## Data supplied:

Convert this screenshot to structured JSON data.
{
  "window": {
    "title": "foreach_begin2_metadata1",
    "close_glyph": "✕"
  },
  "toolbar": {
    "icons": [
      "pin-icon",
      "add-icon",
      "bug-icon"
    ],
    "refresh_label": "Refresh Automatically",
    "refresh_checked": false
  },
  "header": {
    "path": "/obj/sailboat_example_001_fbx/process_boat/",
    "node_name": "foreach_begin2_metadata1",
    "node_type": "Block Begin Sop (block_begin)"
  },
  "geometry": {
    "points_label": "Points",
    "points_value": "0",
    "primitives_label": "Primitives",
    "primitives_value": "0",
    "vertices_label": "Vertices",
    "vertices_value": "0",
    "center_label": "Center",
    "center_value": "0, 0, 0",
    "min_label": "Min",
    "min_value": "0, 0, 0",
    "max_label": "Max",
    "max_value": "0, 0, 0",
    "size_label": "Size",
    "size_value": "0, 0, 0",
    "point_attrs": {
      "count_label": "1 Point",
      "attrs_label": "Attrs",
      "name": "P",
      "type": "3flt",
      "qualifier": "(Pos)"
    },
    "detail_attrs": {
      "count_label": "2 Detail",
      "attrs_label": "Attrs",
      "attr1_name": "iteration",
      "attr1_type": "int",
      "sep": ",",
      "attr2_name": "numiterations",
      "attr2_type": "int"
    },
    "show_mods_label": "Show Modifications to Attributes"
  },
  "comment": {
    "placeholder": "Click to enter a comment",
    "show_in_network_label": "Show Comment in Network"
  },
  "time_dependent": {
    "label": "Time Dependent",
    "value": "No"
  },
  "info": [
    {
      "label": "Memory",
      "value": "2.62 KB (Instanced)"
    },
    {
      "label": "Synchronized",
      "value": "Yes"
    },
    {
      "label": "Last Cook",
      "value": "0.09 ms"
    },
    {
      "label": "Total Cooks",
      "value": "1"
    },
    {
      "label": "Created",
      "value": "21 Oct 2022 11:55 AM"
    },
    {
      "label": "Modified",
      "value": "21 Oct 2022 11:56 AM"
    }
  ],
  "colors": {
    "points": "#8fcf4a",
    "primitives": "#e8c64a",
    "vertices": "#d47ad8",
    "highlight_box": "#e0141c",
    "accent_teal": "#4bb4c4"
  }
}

## What this task involves:
Go through the data and return every record exactly.

## Task output:
Convert this screenshot to structured JSON data.
{
  "window": {
    "title": "foreach_begin2_metadata1",
    "close_glyph": "✕"
  },
  "toolbar": {
    "icons": [
      "pin-icon",
      "add-icon",
      "bug-icon"
    ],
    "refresh_label": "Refresh Automatically",
    "refresh_checked": false
  },
  "header": {
    "path": "/obj/sailboat_example_001_fbx/process_boat/",
    "node_name": "foreach_begin2_metadata1",
    "node_type": "Block Begin Sop (block_begin)"
  },
  "geometry": {
    "points_label": "Points",
    "points_value": "0",
    "primitives_label": "Primitives",
    "primitives_value": "0",
    "vertices_label": "Vertices",
    "vertices_value": "0",
    "center_label": "Center",
    "center_value": "0, 0, 0",
    "min_label": "Min",
    "min_value": "0, 0, 0",
    "max_label": "Max",
    "max_value": "0, 0, 0",
    "size_label": "Size",
    "size_value": "0, 0, 0",
    "point_attrs": {
      "count_label": "1 Point",
      "attrs_label": "Attrs",
      "name": "P",
      "type": "3flt",
      "qualifier": "(Pos)"
    },
    "detail_attrs": {
      "count_label": "2 Detail",
      "attrs_label": "Attrs",
      "attr1_name": "iteration",
      "attr1_type": "int",
      "sep": ",",
      "attr2_name": "numiterations",
      "attr2_type": "int"
    },
    "show_mods_label": "Show Modifications to Attributes"
  },
  "comment": {
    "placeholder": "Click to enter a comment",
    "show_in_network_label": "Show Comment in Network"
  },
  "time_dependent": {
    "label": "Time Dependent",
    "value": "No"
  },
  "info": [
    {
      "label": "Memory",
      "value": "2.62 KB (Instanced)"
    },
    {
      "label": "Synchronized",
      "value": "Yes"
    },
    {
      "label": "Last Cook",
      "value": "0.09 ms"
    },
    {
      "label": "Total Cooks",
      "value": "1"
    },
    {
      "label": "Created",
      "value": "21 Oct 2022 11:55 AM"
    },
    {
      "label": "Modified",
      "value": "21 Oct 2022 11:56 AM"
    }
  ],
  "colors": {
    "points": "#8fcf4a",
    "primitives": "#e8c64a",
    "vertices": "#d47ad8",
    "highlight_box": "#e0141c",
    "accent_teal": "#4bb4c4"
  }
}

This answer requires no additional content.